Give a verbatim copy of the lines below, minus the pictures.

* * * *

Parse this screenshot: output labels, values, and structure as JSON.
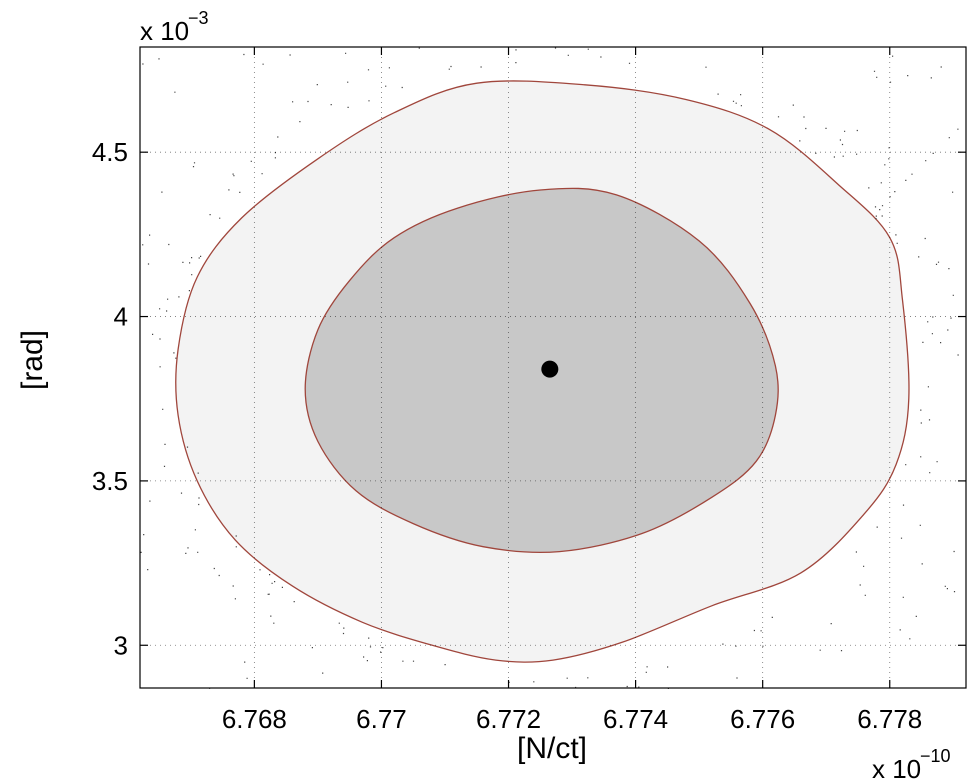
{
  "chart_data": {
    "type": "scatter",
    "xlabel": "[N/ct]",
    "ylabel": "[rad]",
    "x_multiplier": "x 10",
    "x_multiplier_exp": "−10",
    "y_multiplier": "x 10",
    "y_multiplier_exp": "−3",
    "xlim": [
      6.7662,
      6.7792
    ],
    "ylim": [
      2.87,
      4.82
    ],
    "x_ticks": [
      6.768,
      6.77,
      6.772,
      6.774,
      6.776,
      6.778
    ],
    "x_tick_labels": [
      "6.768",
      "6.77",
      "6.772",
      "6.774",
      "6.776",
      "6.778"
    ],
    "y_ticks": [
      3.0,
      3.5,
      4.0,
      4.5
    ],
    "y_tick_labels": [
      "3",
      "3.5",
      "4",
      "4.5"
    ],
    "grid": true,
    "point_estimate": {
      "x": 6.77265,
      "y": 3.84
    },
    "regions": [
      {
        "level": "outer",
        "fill": "#f3f3f3",
        "stroke": "#a0463c",
        "x": [
          6.7715,
          6.7732,
          6.7748,
          6.7761,
          6.7772,
          6.778,
          6.7782,
          6.7783,
          6.7781,
          6.7776,
          6.7766,
          6.7752,
          6.7738,
          6.7727,
          6.7718,
          6.7708,
          6.7697,
          6.7686,
          6.7677,
          6.7671,
          6.7668,
          6.7668,
          6.7671,
          6.7678,
          6.769,
          6.7702
        ],
        "y": [
          4.71,
          4.705,
          4.66,
          4.57,
          4.4,
          4.24,
          4.05,
          3.75,
          3.55,
          3.4,
          3.22,
          3.12,
          3.01,
          2.955,
          2.955,
          3.0,
          3.07,
          3.18,
          3.32,
          3.5,
          3.7,
          3.9,
          4.12,
          4.3,
          4.48,
          4.62
        ]
      },
      {
        "level": "inner",
        "fill": "#c8c8c8",
        "stroke": "#a0463c",
        "x": [
          6.7725,
          6.7737,
          6.775,
          6.7758,
          6.7762,
          6.7762,
          6.7759,
          6.7752,
          6.7741,
          6.7728,
          6.7716,
          6.7705,
          6.7696,
          6.769,
          6.7688,
          6.769,
          6.7695,
          6.7702,
          6.7712
        ],
        "y": [
          4.385,
          4.37,
          4.23,
          4.04,
          3.85,
          3.7,
          3.56,
          3.45,
          3.34,
          3.285,
          3.3,
          3.37,
          3.47,
          3.62,
          3.78,
          3.96,
          4.11,
          4.24,
          4.33
        ]
      }
    ]
  }
}
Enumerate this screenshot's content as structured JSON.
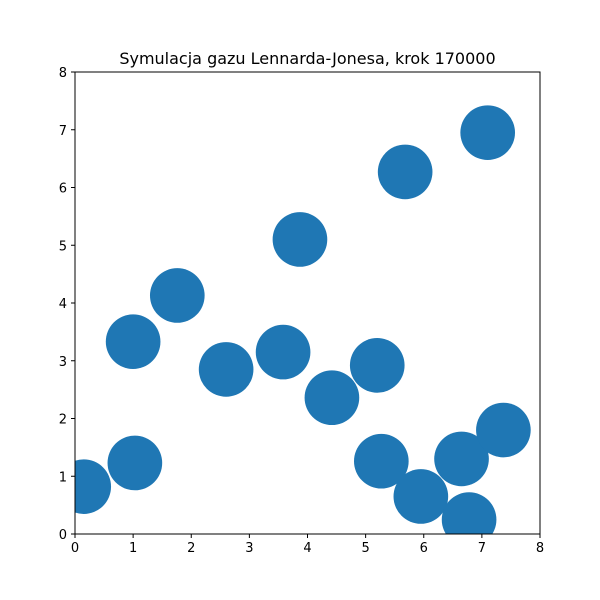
{
  "chart_data": {
    "type": "scatter",
    "title": "Symulacja gazu Lennarda-Jonesa, krok 170000",
    "xlabel": "",
    "ylabel": "",
    "xlim": [
      0,
      8
    ],
    "ylim": [
      0,
      8
    ],
    "xticks": [
      0,
      1,
      2,
      3,
      4,
      5,
      6,
      7,
      8
    ],
    "yticks": [
      0,
      1,
      2,
      3,
      4,
      5,
      6,
      7,
      8
    ],
    "grid": false,
    "marker_color": "#1f77b4",
    "particle_radius": 0.47,
    "points": [
      {
        "x": 0.15,
        "y": 0.82
      },
      {
        "x": 1.03,
        "y": 1.23
      },
      {
        "x": 1.0,
        "y": 3.33
      },
      {
        "x": 1.76,
        "y": 4.13
      },
      {
        "x": 2.6,
        "y": 2.85
      },
      {
        "x": 3.58,
        "y": 3.15
      },
      {
        "x": 3.87,
        "y": 5.1
      },
      {
        "x": 4.42,
        "y": 2.36
      },
      {
        "x": 5.2,
        "y": 2.92
      },
      {
        "x": 5.27,
        "y": 1.26
      },
      {
        "x": 5.68,
        "y": 6.27
      },
      {
        "x": 5.95,
        "y": 0.65
      },
      {
        "x": 6.65,
        "y": 1.3
      },
      {
        "x": 6.78,
        "y": 0.25
      },
      {
        "x": 7.1,
        "y": 6.95
      },
      {
        "x": 7.37,
        "y": 1.8
      }
    ]
  }
}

* * * *

# THE REPLY
Parse this screenshot: output labels, values, and structure as JSON.
{
  "chart_data": {
    "type": "scatter",
    "xlabel": "[N/ct]",
    "ylabel": "[rad]",
    "x_multiplier": "x 10",
    "x_multiplier_exp": "−10",
    "y_multiplier": "x 10",
    "y_multiplier_exp": "−3",
    "xlim": [
      6.7662,
      6.7792
    ],
    "ylim": [
      2.87,
      4.82
    ],
    "x_ticks": [
      6.768,
      6.77,
      6.772,
      6.774,
      6.776,
      6.778
    ],
    "x_tick_labels": [
      "6.768",
      "6.77",
      "6.772",
      "6.774",
      "6.776",
      "6.778"
    ],
    "y_ticks": [
      3.0,
      3.5,
      4.0,
      4.5
    ],
    "y_tick_labels": [
      "3",
      "3.5",
      "4",
      "4.5"
    ],
    "grid": true,
    "point_estimate": {
      "x": 6.77265,
      "y": 3.84
    },
    "regions": [
      {
        "level": "outer",
        "fill": "#f3f3f3",
        "stroke": "#a0463c",
        "x": [
          6.7715,
          6.7732,
          6.7748,
          6.7761,
          6.7772,
          6.778,
          6.7782,
          6.7783,
          6.7781,
          6.7776,
          6.7766,
          6.7752,
          6.7738,
          6.7727,
          6.7718,
          6.7708,
          6.7697,
          6.7686,
          6.7677,
          6.7671,
          6.7668,
          6.7668,
          6.7671,
          6.7678,
          6.769,
          6.7702
        ],
        "y": [
          4.71,
          4.705,
          4.66,
          4.57,
          4.4,
          4.24,
          4.05,
          3.75,
          3.55,
          3.4,
          3.22,
          3.12,
          3.01,
          2.955,
          2.955,
          3.0,
          3.07,
          3.18,
          3.32,
          3.5,
          3.7,
          3.9,
          4.12,
          4.3,
          4.48,
          4.62
        ]
      },
      {
        "level": "inner",
        "fill": "#c8c8c8",
        "stroke": "#a0463c",
        "x": [
          6.7725,
          6.7737,
          6.775,
          6.7758,
          6.7762,
          6.7762,
          6.7759,
          6.7752,
          6.7741,
          6.7728,
          6.7716,
          6.7705,
          6.7696,
          6.769,
          6.7688,
          6.769,
          6.7695,
          6.7702,
          6.7712
        ],
        "y": [
          4.385,
          4.37,
          4.23,
          4.04,
          3.85,
          3.7,
          3.56,
          3.45,
          3.34,
          3.285,
          3.3,
          3.37,
          3.47,
          3.62,
          3.78,
          3.96,
          4.11,
          4.24,
          4.33
        ]
      }
    ]
  }
}
Enumerate this screenshot's content as structured JSON.
{
  "chart_data": {
    "type": "scatter",
    "title": "Symulacja gazu Lennarda-Jonesa, krok 170000",
    "xlabel": "",
    "ylabel": "",
    "xlim": [
      0,
      8
    ],
    "ylim": [
      0,
      8
    ],
    "xticks": [
      0,
      1,
      2,
      3,
      4,
      5,
      6,
      7,
      8
    ],
    "yticks": [
      0,
      1,
      2,
      3,
      4,
      5,
      6,
      7,
      8
    ],
    "grid": false,
    "marker_color": "#1f77b4",
    "particle_radius": 0.47,
    "points": [
      {
        "x": 0.15,
        "y": 0.82
      },
      {
        "x": 1.03,
        "y": 1.23
      },
      {
        "x": 1.0,
        "y": 3.33
      },
      {
        "x": 1.76,
        "y": 4.13
      },
      {
        "x": 2.6,
        "y": 2.85
      },
      {
        "x": 3.58,
        "y": 3.15
      },
      {
        "x": 3.87,
        "y": 5.1
      },
      {
        "x": 4.42,
        "y": 2.36
      },
      {
        "x": 5.2,
        "y": 2.92
      },
      {
        "x": 5.27,
        "y": 1.26
      },
      {
        "x": 5.68,
        "y": 6.27
      },
      {
        "x": 5.95,
        "y": 0.65
      },
      {
        "x": 6.65,
        "y": 1.3
      },
      {
        "x": 6.78,
        "y": 0.25
      },
      {
        "x": 7.1,
        "y": 6.95
      },
      {
        "x": 7.37,
        "y": 1.8
      }
    ]
  }
}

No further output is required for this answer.